DIRECTIONS -> Which lines below hold the word "main"? Report each one.

[Records contained in a dataset]
Begin

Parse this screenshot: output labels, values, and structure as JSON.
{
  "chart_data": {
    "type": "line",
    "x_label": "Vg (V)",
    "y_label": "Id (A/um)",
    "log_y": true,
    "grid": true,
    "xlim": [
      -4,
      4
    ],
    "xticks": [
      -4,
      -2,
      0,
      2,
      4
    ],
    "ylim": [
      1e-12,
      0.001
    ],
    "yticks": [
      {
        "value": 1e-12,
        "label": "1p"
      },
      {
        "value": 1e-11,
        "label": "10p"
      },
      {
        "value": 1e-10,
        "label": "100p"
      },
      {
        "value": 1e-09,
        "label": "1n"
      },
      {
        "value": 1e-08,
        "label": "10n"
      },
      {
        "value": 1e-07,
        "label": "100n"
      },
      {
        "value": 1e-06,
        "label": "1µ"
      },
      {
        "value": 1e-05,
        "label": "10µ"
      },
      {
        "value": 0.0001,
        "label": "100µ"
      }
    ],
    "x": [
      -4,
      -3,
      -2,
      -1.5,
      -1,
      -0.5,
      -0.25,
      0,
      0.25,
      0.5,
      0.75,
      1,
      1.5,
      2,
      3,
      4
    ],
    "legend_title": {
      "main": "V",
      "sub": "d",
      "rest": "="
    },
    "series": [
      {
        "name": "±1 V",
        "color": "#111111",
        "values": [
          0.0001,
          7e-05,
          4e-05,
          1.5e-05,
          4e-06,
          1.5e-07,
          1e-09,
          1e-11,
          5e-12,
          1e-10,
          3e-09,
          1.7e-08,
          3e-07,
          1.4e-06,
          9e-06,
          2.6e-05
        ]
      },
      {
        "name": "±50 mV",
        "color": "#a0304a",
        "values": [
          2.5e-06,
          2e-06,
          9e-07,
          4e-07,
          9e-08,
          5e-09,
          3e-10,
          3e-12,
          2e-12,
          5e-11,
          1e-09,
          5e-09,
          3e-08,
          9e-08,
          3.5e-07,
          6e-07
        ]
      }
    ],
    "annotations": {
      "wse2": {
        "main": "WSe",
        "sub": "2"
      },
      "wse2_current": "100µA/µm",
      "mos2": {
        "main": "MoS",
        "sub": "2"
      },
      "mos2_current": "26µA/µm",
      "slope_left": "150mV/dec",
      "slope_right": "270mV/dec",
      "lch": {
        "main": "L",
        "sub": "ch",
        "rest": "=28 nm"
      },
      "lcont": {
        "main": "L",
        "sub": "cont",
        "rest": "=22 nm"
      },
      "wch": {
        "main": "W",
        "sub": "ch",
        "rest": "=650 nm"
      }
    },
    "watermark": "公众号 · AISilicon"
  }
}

End

ANSWER TO THIS EXERCISE ->
      "main": "V",
        "main": "WSe",
        "main": "MoS",
        "main": "L",
        "main": "L",
        "main": "W",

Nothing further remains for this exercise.